• SHORT EXERCISE:
Edit the records starting at the first line and ending at the line containing "bar-data-label: 568 [305,600,327,615]", replacing "category-label" with "x-axis-label" and leaving everything else unchanged.

• Dataset items:
==========

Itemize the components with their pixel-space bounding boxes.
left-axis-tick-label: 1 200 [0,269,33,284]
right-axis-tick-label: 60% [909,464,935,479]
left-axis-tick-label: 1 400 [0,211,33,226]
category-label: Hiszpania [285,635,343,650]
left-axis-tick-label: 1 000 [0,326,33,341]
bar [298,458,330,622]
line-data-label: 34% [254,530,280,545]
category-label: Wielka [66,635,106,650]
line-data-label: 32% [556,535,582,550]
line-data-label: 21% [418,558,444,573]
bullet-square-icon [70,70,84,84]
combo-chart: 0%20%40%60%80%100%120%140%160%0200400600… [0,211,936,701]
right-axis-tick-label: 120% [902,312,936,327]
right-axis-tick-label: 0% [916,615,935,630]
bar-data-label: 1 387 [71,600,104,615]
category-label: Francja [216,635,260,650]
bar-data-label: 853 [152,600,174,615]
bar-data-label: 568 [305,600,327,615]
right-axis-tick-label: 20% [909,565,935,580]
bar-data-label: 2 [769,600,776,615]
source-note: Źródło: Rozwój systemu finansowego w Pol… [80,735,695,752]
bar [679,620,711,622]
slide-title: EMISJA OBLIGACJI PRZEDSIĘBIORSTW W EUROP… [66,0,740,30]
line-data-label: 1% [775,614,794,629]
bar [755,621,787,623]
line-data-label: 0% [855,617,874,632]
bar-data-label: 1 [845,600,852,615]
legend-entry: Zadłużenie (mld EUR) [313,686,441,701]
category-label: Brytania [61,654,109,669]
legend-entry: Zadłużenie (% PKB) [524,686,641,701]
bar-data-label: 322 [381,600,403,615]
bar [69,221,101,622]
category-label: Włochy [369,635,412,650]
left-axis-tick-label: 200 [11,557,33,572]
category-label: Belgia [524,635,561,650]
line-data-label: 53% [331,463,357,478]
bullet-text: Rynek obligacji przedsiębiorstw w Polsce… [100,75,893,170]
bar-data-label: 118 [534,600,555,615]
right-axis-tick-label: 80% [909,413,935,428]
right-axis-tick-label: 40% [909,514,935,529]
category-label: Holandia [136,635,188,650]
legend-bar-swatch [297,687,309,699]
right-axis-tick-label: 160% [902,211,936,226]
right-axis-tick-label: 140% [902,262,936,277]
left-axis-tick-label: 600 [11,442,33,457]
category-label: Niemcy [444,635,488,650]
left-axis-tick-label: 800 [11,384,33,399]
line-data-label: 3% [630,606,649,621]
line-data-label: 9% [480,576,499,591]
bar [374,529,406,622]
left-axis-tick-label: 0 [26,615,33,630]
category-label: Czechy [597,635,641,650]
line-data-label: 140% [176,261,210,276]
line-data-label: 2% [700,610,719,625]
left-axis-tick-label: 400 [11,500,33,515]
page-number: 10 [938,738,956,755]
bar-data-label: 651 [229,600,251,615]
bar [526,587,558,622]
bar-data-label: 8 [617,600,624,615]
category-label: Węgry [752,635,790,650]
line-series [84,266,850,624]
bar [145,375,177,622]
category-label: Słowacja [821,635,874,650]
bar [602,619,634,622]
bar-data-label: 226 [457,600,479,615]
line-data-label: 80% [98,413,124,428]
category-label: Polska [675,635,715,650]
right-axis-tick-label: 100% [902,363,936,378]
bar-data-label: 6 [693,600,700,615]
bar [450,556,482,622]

==========

• PROBLEM SOLUTION:
Itemize the components with their pixel-space bounding boxes.
left-axis-tick-label: 1 200 [0,269,33,284]
right-axis-tick-label: 60% [909,464,935,479]
left-axis-tick-label: 1 400 [0,211,33,226]
x-axis-label: Hiszpania [285,635,343,650]
left-axis-tick-label: 1 000 [0,326,33,341]
bar [298,458,330,622]
line-data-label: 34% [254,530,280,545]
x-axis-label: Wielka [66,635,106,650]
line-data-label: 32% [556,535,582,550]
line-data-label: 21% [418,558,444,573]
bullet-square-icon [70,70,84,84]
combo-chart: 0%20%40%60%80%100%120%140%160%0200400600… [0,211,936,701]
right-axis-tick-label: 120% [902,312,936,327]
right-axis-tick-label: 0% [916,615,935,630]
bar-data-label: 1 387 [71,600,104,615]
x-axis-label: Francja [216,635,260,650]
bar-data-label: 853 [152,600,174,615]
bar-data-label: 568 [305,600,327,615]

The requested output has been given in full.